Aim: In the material below, return word for word the lines starting with the one that contains "like-comment-heart-icon[interactable] [380,219,388,227]" and going on through the one that contains "comment-icon[interactable] [284,236,295,247]", both included, and nothing else.
== == ==
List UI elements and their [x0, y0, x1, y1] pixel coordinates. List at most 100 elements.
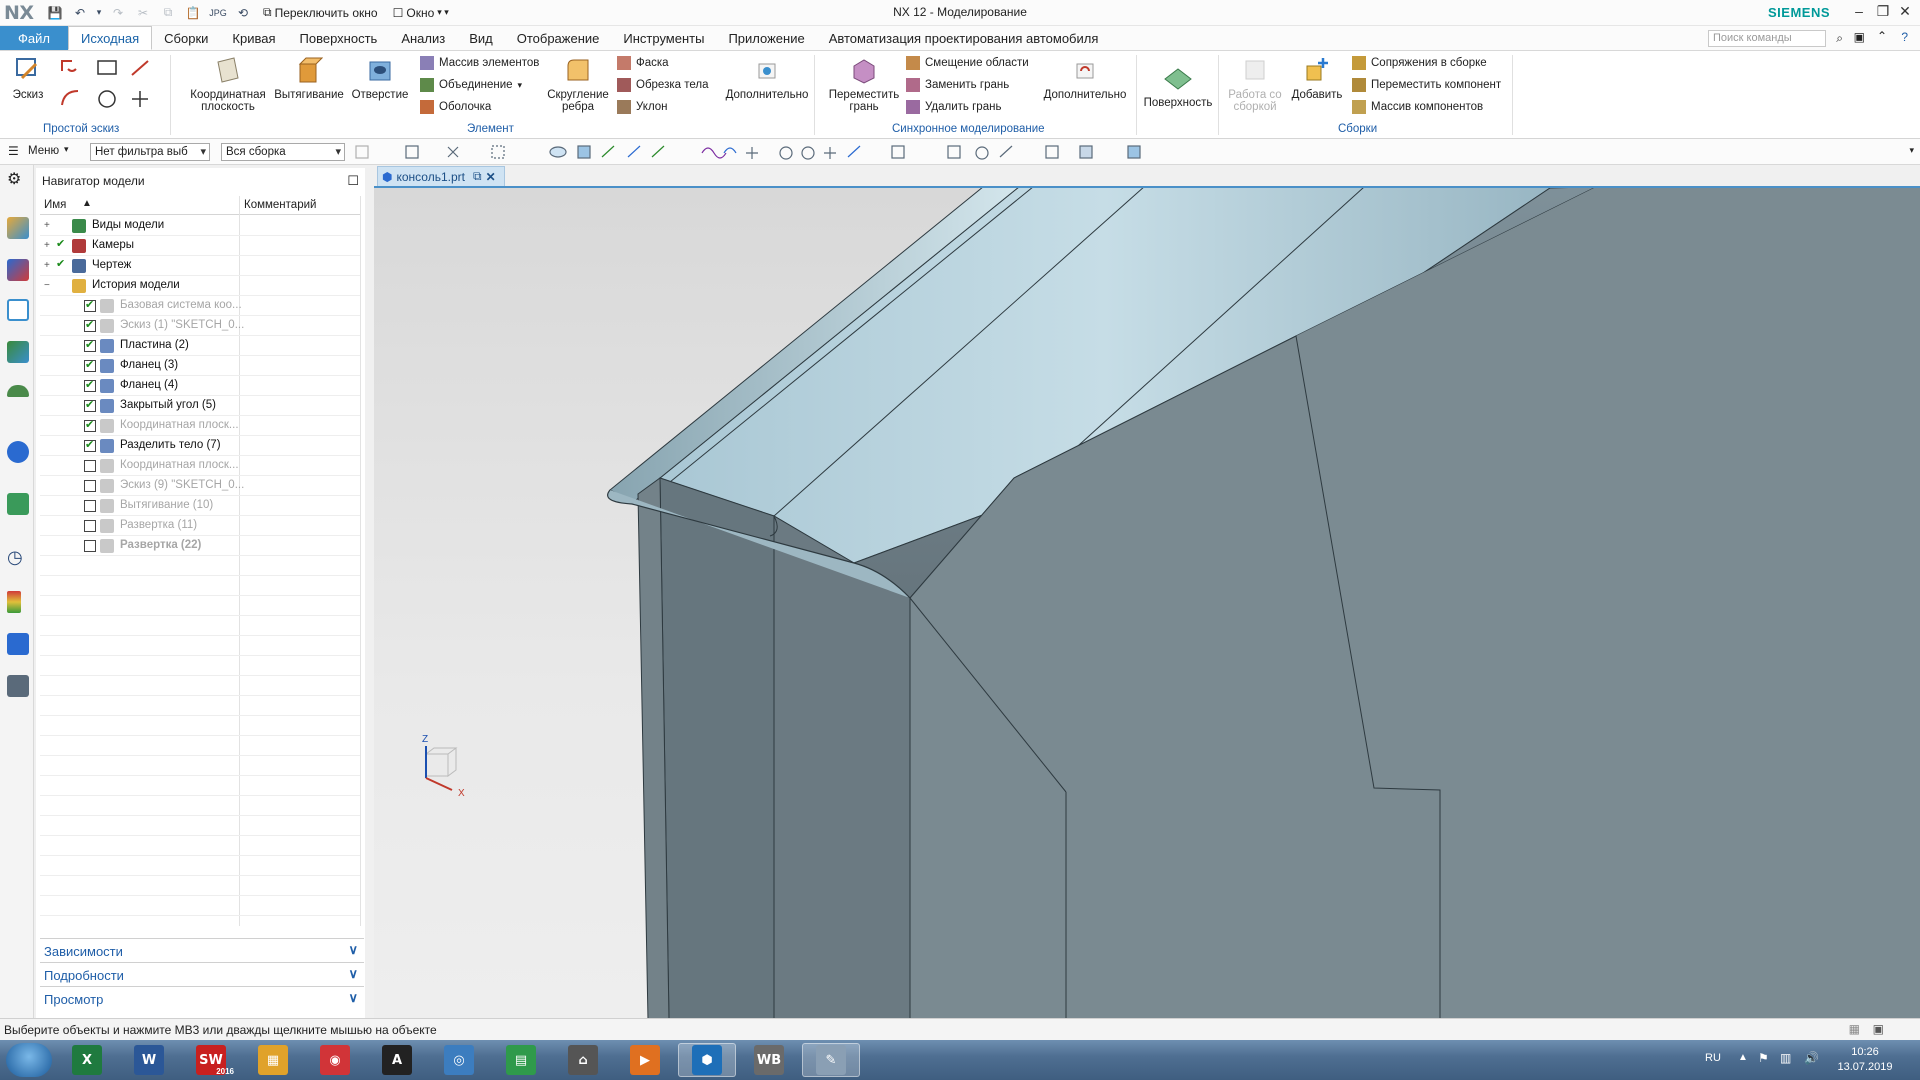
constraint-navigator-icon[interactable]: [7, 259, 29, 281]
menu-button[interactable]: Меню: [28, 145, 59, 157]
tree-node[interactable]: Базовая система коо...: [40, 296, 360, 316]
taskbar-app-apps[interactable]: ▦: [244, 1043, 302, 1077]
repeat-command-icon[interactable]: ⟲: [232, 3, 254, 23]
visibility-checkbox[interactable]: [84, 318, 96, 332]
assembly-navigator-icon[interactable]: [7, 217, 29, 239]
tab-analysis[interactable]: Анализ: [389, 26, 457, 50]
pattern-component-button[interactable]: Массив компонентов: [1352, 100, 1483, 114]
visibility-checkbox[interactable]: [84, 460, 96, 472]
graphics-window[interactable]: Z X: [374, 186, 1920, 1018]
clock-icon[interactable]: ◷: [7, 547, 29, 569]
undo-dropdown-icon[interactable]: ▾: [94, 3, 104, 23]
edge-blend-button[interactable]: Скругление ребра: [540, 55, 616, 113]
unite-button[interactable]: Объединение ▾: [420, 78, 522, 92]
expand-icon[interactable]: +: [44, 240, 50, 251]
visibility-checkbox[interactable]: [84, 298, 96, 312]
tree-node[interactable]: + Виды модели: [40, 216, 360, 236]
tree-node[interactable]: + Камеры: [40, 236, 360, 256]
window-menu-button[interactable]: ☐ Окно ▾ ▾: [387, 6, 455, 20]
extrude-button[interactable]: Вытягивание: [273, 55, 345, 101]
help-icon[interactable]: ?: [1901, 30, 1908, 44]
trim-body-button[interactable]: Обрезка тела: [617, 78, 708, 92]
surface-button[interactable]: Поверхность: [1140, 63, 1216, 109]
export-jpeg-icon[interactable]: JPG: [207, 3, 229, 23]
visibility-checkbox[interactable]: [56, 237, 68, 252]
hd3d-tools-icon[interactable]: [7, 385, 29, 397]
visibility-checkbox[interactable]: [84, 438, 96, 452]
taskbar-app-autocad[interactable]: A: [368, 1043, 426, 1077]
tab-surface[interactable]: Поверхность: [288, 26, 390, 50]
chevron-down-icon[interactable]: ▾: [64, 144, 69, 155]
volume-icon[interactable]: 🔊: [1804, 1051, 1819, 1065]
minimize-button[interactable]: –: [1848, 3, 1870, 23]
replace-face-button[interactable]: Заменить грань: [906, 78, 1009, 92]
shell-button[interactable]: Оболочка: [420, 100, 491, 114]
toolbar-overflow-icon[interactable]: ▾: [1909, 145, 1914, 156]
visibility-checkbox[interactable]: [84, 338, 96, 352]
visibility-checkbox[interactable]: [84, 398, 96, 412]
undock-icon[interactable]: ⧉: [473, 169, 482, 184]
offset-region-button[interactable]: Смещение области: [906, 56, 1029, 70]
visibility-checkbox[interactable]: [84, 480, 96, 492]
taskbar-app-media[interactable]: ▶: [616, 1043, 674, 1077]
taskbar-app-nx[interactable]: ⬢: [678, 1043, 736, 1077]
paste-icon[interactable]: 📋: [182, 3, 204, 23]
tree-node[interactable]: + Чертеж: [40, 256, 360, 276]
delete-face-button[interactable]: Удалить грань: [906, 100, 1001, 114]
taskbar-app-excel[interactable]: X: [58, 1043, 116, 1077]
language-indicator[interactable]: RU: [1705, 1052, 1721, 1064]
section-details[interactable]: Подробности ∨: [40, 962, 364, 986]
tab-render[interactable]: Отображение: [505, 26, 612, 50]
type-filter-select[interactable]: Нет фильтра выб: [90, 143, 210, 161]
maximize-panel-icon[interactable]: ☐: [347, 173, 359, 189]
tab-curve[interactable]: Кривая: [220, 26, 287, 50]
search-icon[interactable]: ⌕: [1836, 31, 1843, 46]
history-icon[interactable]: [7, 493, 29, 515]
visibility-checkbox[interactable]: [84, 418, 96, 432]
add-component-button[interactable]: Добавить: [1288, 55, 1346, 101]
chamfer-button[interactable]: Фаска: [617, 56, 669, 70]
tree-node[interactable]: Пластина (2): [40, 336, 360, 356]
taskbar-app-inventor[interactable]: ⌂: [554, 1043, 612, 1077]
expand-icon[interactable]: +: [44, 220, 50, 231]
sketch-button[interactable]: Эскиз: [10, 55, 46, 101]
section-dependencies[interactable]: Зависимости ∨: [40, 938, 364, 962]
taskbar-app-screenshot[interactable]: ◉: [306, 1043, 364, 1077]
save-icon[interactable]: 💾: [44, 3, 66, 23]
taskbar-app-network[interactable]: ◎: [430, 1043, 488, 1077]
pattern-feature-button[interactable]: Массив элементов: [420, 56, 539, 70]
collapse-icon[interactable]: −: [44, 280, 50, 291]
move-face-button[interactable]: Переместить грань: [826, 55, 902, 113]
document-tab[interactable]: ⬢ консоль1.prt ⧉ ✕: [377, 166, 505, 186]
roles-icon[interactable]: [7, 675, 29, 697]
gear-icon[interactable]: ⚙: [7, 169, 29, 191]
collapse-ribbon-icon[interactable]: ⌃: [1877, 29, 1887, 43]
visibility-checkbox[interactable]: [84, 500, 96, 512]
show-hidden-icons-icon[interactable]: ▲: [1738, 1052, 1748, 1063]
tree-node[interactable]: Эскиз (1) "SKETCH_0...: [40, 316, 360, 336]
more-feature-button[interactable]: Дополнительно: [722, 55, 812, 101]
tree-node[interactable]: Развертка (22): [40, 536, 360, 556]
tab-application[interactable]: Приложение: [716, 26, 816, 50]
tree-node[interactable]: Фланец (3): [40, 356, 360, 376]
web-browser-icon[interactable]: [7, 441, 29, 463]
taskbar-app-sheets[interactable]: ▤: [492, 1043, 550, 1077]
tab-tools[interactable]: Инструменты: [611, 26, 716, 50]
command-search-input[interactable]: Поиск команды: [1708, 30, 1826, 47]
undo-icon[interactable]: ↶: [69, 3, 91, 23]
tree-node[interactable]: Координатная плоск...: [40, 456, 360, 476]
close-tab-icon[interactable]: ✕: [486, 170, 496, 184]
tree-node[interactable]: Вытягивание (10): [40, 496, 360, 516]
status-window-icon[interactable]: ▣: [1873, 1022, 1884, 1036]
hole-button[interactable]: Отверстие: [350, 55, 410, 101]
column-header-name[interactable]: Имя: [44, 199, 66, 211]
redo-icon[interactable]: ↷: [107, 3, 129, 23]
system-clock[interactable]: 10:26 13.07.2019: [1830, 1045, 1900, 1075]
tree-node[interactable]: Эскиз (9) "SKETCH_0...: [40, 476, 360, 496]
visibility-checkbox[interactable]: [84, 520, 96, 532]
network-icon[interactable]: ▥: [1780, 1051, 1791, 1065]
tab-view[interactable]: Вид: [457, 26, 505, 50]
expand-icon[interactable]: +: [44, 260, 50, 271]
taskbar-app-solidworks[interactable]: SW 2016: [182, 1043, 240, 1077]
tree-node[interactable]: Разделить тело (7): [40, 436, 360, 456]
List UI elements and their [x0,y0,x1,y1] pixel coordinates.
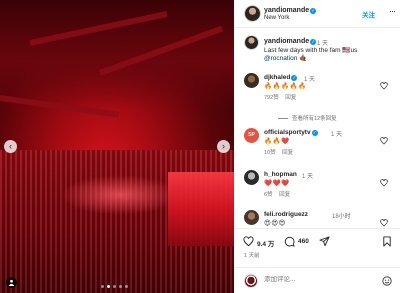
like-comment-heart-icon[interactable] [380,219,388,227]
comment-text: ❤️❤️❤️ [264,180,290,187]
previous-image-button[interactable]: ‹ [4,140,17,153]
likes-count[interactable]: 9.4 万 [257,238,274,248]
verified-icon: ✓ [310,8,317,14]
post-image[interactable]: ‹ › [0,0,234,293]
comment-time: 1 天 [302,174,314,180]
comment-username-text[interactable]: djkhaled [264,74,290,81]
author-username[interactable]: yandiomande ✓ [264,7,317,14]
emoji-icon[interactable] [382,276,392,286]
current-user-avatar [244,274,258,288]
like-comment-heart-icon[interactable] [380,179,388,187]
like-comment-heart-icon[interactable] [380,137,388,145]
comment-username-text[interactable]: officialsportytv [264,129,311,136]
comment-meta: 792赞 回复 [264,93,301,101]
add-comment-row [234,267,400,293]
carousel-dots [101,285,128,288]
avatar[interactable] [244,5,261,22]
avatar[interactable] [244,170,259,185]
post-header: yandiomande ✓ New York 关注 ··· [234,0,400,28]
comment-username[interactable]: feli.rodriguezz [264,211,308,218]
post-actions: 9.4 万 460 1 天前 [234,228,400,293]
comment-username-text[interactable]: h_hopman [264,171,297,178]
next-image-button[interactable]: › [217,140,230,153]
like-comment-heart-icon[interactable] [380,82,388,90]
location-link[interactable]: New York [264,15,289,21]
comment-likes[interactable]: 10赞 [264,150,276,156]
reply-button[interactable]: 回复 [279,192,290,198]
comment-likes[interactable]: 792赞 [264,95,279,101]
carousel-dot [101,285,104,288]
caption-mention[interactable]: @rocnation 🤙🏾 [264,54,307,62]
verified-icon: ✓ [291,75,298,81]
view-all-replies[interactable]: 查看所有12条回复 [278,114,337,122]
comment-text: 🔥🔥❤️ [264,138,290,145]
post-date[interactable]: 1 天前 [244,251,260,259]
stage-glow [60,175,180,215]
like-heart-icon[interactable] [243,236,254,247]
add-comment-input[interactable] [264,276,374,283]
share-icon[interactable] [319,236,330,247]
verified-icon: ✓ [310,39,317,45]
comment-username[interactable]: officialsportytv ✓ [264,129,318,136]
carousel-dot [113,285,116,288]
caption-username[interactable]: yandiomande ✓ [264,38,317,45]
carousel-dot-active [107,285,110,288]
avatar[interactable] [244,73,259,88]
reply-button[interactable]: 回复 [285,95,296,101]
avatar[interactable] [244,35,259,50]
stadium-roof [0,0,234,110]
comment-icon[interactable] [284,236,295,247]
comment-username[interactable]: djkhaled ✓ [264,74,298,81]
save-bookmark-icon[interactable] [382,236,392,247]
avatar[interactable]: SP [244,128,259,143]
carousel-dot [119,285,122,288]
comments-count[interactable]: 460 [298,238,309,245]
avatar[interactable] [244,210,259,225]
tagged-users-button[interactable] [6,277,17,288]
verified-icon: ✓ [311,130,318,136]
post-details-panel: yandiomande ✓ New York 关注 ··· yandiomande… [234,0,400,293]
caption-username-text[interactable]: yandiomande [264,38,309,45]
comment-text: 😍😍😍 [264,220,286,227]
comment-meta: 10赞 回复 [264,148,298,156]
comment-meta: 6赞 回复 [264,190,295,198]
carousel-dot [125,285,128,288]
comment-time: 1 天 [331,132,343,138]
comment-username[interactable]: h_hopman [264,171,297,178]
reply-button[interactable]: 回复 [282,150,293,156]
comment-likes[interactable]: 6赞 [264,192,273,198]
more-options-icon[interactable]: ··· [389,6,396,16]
== == ==
Right answer:
like-comment-heart-icon[interactable] [380,219,388,227]
comment-text: ❤️❤️❤️ [264,180,290,187]
previous-image-button[interactable]: ‹ [4,140,17,153]
likes-count[interactable]: 9.4 万 [257,238,274,248]
verified-icon: ✓ [310,8,317,14]
post-image[interactable]: ‹ › [0,0,234,293]
comment-time: 1 天 [302,174,314,180]
comment-username-text[interactable]: djkhaled [264,74,290,81]
author-username[interactable]: yandiomande ✓ [264,7,317,14]
emoji-icon[interactable] [382,276,392,286]
current-user-avatar [244,274,258,288]
like-comment-heart-icon[interactable] [380,179,388,187]
like-comment-heart-icon[interactable] [380,137,388,145]
comment-username-text[interactable]: officialsportytv [264,129,311,136]
comment-meta: 792赞 回复 [264,93,301,101]
add-comment-row [234,267,400,293]
carousel-dots [101,285,128,288]
avatar[interactable] [244,5,261,22]
avatar[interactable] [244,170,259,185]
post-header: yandiomande ✓ New York 关注 ··· [234,0,400,28]
comment-username[interactable]: feli.rodriguezz [264,211,308,218]
post-actions: 9.4 万 460 1 天前 [234,228,400,293]
comment-username-text[interactable]: h_hopman [264,171,297,178]
next-image-button[interactable]: › [217,140,230,153]
like-comment-heart-icon[interactable] [380,82,388,90]
location-link[interactable]: New York [264,15,289,21]
comment-likes[interactable]: 10赞 [264,150,276,156]
reply-button[interactable]: 回复 [279,192,290,198]
comment-likes[interactable]: 792赞 [264,95,279,101]
carousel-dot [101,285,104,288]
caption-mention[interactable]: @rocnation 🤙🏾 [264,54,307,62]
verified-icon: ✓ [291,75,298,81]
view-all-replies[interactable]: 查看所有12条回复 [278,114,337,122]
comment-text: 🔥🔥❤️ [264,138,290,145]
post-date[interactable]: 1 天前 [244,251,260,259]
stage-glow [60,175,180,215]
like-heart-icon[interactable] [243,236,254,247]
add-comment-input[interactable] [264,276,374,283]
share-icon[interactable] [319,236,330,247]
verified-icon: ✓ [310,39,317,45]
comment-username[interactable]: officialsportytv ✓ [264,129,318,136]
carousel-dot [113,285,116,288]
caption-username[interactable]: yandiomande ✓ [264,38,317,45]
carousel-dot-active [107,285,110,288]
avatar[interactable] [244,73,259,88]
reply-button[interactable]: 回复 [285,95,296,101]
avatar[interactable] [244,35,259,50]
stadium-roof [0,0,234,110]
comment-icon[interactable] [284,236,295,247]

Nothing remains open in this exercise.